* Exercise objective *
Repeat the whole listing below, word for word.
━━━━━━━━━━━━━━━━━━━━━━━━━━━━━━
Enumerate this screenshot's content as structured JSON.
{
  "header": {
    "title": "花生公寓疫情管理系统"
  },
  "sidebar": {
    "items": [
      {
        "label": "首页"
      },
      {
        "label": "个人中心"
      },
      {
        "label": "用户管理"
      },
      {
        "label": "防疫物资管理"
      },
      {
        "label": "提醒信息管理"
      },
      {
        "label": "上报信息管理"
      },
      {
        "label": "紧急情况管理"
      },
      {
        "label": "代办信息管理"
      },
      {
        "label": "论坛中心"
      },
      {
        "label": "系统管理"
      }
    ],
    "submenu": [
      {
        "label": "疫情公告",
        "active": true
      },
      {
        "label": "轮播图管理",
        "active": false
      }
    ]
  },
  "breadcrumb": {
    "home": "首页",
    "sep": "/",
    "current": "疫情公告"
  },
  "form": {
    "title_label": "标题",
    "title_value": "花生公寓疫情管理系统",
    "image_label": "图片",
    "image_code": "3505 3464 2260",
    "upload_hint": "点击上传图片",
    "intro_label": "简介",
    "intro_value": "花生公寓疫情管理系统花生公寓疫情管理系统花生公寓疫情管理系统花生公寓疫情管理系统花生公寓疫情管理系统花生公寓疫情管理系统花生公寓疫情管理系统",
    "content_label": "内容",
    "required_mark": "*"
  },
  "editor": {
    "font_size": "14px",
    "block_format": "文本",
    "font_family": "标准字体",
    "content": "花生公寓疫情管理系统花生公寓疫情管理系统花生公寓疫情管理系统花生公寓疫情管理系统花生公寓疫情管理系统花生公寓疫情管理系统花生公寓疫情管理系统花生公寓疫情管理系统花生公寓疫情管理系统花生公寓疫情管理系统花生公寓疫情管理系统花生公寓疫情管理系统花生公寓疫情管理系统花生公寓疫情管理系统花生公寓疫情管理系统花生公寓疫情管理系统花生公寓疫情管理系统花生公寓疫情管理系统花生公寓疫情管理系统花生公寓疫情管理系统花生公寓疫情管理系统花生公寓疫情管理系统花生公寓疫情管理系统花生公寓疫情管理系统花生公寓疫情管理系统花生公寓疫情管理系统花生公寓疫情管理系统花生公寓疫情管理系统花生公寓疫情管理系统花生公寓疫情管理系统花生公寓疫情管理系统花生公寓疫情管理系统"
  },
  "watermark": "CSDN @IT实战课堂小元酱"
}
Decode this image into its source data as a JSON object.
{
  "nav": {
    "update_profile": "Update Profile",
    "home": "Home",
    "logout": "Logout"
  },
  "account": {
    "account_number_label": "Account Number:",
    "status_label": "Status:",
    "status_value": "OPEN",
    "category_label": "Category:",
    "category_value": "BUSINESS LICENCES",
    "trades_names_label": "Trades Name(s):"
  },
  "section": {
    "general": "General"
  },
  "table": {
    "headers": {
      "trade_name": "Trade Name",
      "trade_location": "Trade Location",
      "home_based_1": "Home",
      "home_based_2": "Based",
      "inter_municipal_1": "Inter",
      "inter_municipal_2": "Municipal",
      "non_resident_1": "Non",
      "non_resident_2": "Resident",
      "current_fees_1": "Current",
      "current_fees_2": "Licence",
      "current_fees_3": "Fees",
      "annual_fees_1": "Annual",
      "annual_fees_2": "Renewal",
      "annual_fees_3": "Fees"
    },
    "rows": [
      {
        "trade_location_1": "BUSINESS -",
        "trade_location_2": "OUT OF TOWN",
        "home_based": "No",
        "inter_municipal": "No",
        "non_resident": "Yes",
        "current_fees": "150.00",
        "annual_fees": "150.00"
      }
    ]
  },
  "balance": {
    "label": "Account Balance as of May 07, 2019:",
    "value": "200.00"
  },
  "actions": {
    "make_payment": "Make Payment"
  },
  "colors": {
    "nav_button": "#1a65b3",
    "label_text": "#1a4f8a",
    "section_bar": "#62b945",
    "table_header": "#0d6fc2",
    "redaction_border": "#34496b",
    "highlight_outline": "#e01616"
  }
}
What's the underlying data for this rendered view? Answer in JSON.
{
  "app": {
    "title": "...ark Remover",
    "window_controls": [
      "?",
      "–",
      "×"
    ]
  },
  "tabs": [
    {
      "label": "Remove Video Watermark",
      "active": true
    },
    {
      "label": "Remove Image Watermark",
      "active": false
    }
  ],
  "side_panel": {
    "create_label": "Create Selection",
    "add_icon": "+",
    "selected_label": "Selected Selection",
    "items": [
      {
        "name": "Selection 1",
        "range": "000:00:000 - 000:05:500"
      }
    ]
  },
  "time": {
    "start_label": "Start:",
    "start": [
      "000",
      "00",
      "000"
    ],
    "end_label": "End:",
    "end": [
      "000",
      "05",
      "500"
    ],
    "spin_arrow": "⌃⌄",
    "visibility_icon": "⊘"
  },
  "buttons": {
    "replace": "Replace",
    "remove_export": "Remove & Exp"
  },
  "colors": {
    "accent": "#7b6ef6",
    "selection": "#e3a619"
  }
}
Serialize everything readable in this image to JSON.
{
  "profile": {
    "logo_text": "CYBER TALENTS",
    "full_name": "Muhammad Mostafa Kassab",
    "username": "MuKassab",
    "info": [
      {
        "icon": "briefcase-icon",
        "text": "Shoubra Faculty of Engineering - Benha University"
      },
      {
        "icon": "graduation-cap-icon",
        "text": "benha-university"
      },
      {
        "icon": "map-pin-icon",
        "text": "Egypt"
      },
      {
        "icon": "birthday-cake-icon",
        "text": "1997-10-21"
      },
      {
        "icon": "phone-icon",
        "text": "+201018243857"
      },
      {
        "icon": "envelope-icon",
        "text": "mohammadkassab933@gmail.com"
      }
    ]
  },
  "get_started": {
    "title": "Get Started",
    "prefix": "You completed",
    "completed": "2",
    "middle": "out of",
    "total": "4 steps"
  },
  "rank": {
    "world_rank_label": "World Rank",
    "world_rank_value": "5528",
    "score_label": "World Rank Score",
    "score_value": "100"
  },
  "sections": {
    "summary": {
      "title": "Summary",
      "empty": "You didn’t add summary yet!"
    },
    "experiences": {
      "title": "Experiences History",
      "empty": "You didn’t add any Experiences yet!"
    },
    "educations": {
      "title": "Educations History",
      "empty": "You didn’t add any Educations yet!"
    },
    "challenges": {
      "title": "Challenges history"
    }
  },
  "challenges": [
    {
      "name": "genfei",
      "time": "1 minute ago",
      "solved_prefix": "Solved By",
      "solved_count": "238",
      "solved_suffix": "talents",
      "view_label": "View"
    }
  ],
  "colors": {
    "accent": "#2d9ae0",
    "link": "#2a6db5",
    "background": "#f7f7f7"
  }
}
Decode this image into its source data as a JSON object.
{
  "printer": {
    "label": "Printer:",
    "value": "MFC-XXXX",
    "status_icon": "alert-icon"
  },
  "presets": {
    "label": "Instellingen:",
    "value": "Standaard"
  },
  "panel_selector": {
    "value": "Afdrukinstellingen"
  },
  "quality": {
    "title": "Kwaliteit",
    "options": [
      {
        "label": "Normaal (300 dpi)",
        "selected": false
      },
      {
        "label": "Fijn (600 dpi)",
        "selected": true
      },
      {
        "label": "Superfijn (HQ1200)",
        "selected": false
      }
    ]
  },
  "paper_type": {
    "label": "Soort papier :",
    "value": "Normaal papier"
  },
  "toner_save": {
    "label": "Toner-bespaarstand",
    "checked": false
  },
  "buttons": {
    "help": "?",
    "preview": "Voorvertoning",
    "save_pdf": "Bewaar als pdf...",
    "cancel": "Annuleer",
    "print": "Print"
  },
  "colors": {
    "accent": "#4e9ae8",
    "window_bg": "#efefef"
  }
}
━━━━━━━━━━━━━━━━━━━━━━━━━━━━━━
* Exercise answer *
Enumerate this screenshot's content as structured JSON.
{
  "header": {
    "title": "花生公寓疫情管理系统"
  },
  "sidebar": {
    "items": [
      {
        "label": "首页"
      },
      {
        "label": "个人中心"
      },
      {
        "label": "用户管理"
      },
      {
        "label": "防疫物资管理"
      },
      {
        "label": "提醒信息管理"
      },
      {
        "label": "上报信息管理"
      },
      {
        "label": "紧急情况管理"
      },
      {
        "label": "代办信息管理"
      },
      {
        "label": "论坛中心"
      },
      {
        "label": "系统管理"
      }
    ],
    "submenu": [
      {
        "label": "疫情公告",
        "active": true
      },
      {
        "label": "轮播图管理",
        "active": false
      }
    ]
  },
  "breadcrumb": {
    "home": "首页",
    "sep": "/",
    "current": "疫情公告"
  },
  "form": {
    "title_label": "标题",
    "title_value": "花生公寓疫情管理系统",
    "image_label": "图片",
    "image_code": "3505 3464 2260",
    "upload_hint": "点击上传图片",
    "intro_label": "简介",
    "intro_value": "花生公寓疫情管理系统花生公寓疫情管理系统花生公寓疫情管理系统花生公寓疫情管理系统花生公寓疫情管理系统花生公寓疫情管理系统花生公寓疫情管理系统",
    "content_label": "内容",
    "required_mark": "*"
  },
  "editor": {
    "font_size": "14px",
    "block_format": "文本",
    "font_family": "标准字体",
    "content": "花生公寓疫情管理系统花生公寓疫情管理系统花生公寓疫情管理系统花生公寓疫情管理系统花生公寓疫情管理系统花生公寓疫情管理系统花生公寓疫情管理系统花生公寓疫情管理系统花生公寓疫情管理系统花生公寓疫情管理系统花生公寓疫情管理系统花生公寓疫情管理系统花生公寓疫情管理系统花生公寓疫情管理系统花生公寓疫情管理系统花生公寓疫情管理系统花生公寓疫情管理系统花生公寓疫情管理系统花生公寓疫情管理系统花生公寓疫情管理系统花生公寓疫情管理系统花生公寓疫情管理系统花生公寓疫情管理系统花生公寓疫情管理系统花生公寓疫情管理系统花生公寓疫情管理系统花生公寓疫情管理系统花生公寓疫情管理系统花生公寓疫情管理系统花生公寓疫情管理系统花生公寓疫情管理系统花生公寓疫情管理系统"
  },
  "watermark": "CSDN @IT实战课堂小元酱"
}
Decode this image into its source data as a JSON object.
{
  "nav": {
    "update_profile": "Update Profile",
    "home": "Home",
    "logout": "Logout"
  },
  "account": {
    "account_number_label": "Account Number:",
    "status_label": "Status:",
    "status_value": "OPEN",
    "category_label": "Category:",
    "category_value": "BUSINESS LICENCES",
    "trades_names_label": "Trades Name(s):"
  },
  "section": {
    "general": "General"
  },
  "table": {
    "headers": {
      "trade_name": "Trade Name",
      "trade_location": "Trade Location",
      "home_based_1": "Home",
      "home_based_2": "Based",
      "inter_municipal_1": "Inter",
      "inter_municipal_2": "Municipal",
      "non_resident_1": "Non",
      "non_resident_2": "Resident",
      "current_fees_1": "Current",
      "current_fees_2": "Licence",
      "current_fees_3": "Fees",
      "annual_fees_1": "Annual",
      "annual_fees_2": "Renewal",
      "annual_fees_3": "Fees"
    },
    "rows": [
      {
        "trade_location_1": "BUSINESS -",
        "trade_location_2": "OUT OF TOWN",
        "home_based": "No",
        "inter_municipal": "No",
        "non_resident": "Yes",
        "current_fees": "150.00",
        "annual_fees": "150.00"
      }
    ]
  },
  "balance": {
    "label": "Account Balance as of May 07, 2019:",
    "value": "200.00"
  },
  "actions": {
    "make_payment": "Make Payment"
  },
  "colors": {
    "nav_button": "#1a65b3",
    "label_text": "#1a4f8a",
    "section_bar": "#62b945",
    "table_header": "#0d6fc2",
    "redaction_border": "#34496b",
    "highlight_outline": "#e01616"
  }
}
What's the underlying data for this rendered view? Answer in JSON.
{
  "app": {
    "title": "...ark Remover",
    "window_controls": [
      "?",
      "–",
      "×"
    ]
  },
  "tabs": [
    {
      "label": "Remove Video Watermark",
      "active": true
    },
    {
      "label": "Remove Image Watermark",
      "active": false
    }
  ],
  "side_panel": {
    "create_label": "Create Selection",
    "add_icon": "+",
    "selected_label": "Selected Selection",
    "items": [
      {
        "name": "Selection 1",
        "range": "000:00:000 - 000:05:500"
      }
    ]
  },
  "time": {
    "start_label": "Start:",
    "start": [
      "000",
      "00",
      "000"
    ],
    "end_label": "End:",
    "end": [
      "000",
      "05",
      "500"
    ],
    "spin_arrow": "⌃⌄",
    "visibility_icon": "⊘"
  },
  "buttons": {
    "replace": "Replace",
    "remove_export": "Remove & Exp"
  },
  "colors": {
    "accent": "#7b6ef6",
    "selection": "#e3a619"
  }
}
Serialize everything readable in this image to JSON.
{
  "profile": {
    "logo_text": "CYBER TALENTS",
    "full_name": "Muhammad Mostafa Kassab",
    "username": "MuKassab",
    "info": [
      {
        "icon": "briefcase-icon",
        "text": "Shoubra Faculty of Engineering - Benha University"
      },
      {
        "icon": "graduation-cap-icon",
        "text": "benha-university"
      },
      {
        "icon": "map-pin-icon",
        "text": "Egypt"
      },
      {
        "icon": "birthday-cake-icon",
        "text": "1997-10-21"
      },
      {
        "icon": "phone-icon",
        "text": "+201018243857"
      },
      {
        "icon": "envelope-icon",
        "text": "mohammadkassab933@gmail.com"
      }
    ]
  },
  "get_started": {
    "title": "Get Started",
    "prefix": "You completed",
    "completed": "2",
    "middle": "out of",
    "total": "4 steps"
  },
  "rank": {
    "world_rank_label": "World Rank",
    "world_rank_value": "5528",
    "score_label": "World Rank Score",
    "score_value": "100"
  },
  "sections": {
    "summary": {
      "title": "Summary",
      "empty": "You didn’t add summary yet!"
    },
    "experiences": {
      "title": "Experiences History",
      "empty": "You didn’t add any Experiences yet!"
    },
    "educations": {
      "title": "Educations History",
      "empty": "You didn’t add any Educations yet!"
    },
    "challenges": {
      "title": "Challenges history"
    }
  },
  "challenges": [
    {
      "name": "genfei",
      "time": "1 minute ago",
      "solved_prefix": "Solved By",
      "solved_count": "238",
      "solved_suffix": "talents",
      "view_label": "View"
    }
  ],
  "colors": {
    "accent": "#2d9ae0",
    "link": "#2a6db5",
    "background": "#f7f7f7"
  }
}
Decode this image into its source data as a JSON object.
{
  "printer": {
    "label": "Printer:",
    "value": "MFC-XXXX",
    "status_icon": "alert-icon"
  },
  "presets": {
    "label": "Instellingen:",
    "value": "Standaard"
  },
  "panel_selector": {
    "value": "Afdrukinstellingen"
  },
  "quality": {
    "title": "Kwaliteit",
    "options": [
      {
        "label": "Normaal (300 dpi)",
        "selected": false
      },
      {
        "label": "Fijn (600 dpi)",
        "selected": true
      },
      {
        "label": "Superfijn (HQ1200)",
        "selected": false
      }
    ]
  },
  "paper_type": {
    "label": "Soort papier :",
    "value": "Normaal papier"
  },
  "toner_save": {
    "label": "Toner-bespaarstand",
    "checked": false
  },
  "buttons": {
    "help": "?",
    "preview": "Voorvertoning",
    "save_pdf": "Bewaar als pdf...",
    "cancel": "Annuleer",
    "print": "Print"
  },
  "colors": {
    "accent": "#4e9ae8",
    "window_bg": "#efefef"
  }
}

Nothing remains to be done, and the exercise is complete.